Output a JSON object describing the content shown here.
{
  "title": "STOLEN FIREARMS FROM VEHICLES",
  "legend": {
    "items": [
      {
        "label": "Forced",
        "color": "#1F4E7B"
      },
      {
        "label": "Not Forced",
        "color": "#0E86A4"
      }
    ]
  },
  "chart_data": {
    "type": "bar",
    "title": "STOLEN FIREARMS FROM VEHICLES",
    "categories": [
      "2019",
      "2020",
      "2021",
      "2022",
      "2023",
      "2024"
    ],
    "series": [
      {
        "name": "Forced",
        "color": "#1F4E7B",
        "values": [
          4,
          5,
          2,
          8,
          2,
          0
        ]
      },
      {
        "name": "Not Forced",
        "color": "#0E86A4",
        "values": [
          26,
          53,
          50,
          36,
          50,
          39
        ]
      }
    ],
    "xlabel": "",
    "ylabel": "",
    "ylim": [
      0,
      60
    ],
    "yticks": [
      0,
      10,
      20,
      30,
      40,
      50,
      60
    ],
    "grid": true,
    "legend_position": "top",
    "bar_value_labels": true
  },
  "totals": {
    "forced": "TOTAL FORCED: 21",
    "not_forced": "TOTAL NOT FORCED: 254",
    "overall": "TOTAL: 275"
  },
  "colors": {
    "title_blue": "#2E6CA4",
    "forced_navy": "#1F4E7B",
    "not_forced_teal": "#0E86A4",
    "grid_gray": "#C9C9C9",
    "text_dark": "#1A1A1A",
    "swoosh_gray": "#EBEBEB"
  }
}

YOUR TASK:
Please repeat the listing exactly, with nothing left out.

OUTPUT BELOW:
Output a JSON object describing the content shown here.
{
  "title": "STOLEN FIREARMS FROM VEHICLES",
  "legend": {
    "items": [
      {
        "label": "Forced",
        "color": "#1F4E7B"
      },
      {
        "label": "Not Forced",
        "color": "#0E86A4"
      }
    ]
  },
  "chart_data": {
    "type": "bar",
    "title": "STOLEN FIREARMS FROM VEHICLES",
    "categories": [
      "2019",
      "2020",
      "2021",
      "2022",
      "2023",
      "2024"
    ],
    "series": [
      {
        "name": "Forced",
        "color": "#1F4E7B",
        "values": [
          4,
          5,
          2,
          8,
          2,
          0
        ]
      },
      {
        "name": "Not Forced",
        "color": "#0E86A4",
        "values": [
          26,
          53,
          50,
          36,
          50,
          39
        ]
      }
    ],
    "xlabel": "",
    "ylabel": "",
    "ylim": [
      0,
      60
    ],
    "yticks": [
      0,
      10,
      20,
      30,
      40,
      50,
      60
    ],
    "grid": true,
    "legend_position": "top",
    "bar_value_labels": true
  },
  "totals": {
    "forced": "TOTAL FORCED: 21",
    "not_forced": "TOTAL NOT FORCED: 254",
    "overall": "TOTAL: 275"
  },
  "colors": {
    "title_blue": "#2E6CA4",
    "forced_navy": "#1F4E7B",
    "not_forced_teal": "#0E86A4",
    "grid_gray": "#C9C9C9",
    "text_dark": "#1A1A1A",
    "swoosh_gray": "#EBEBEB"
  }
}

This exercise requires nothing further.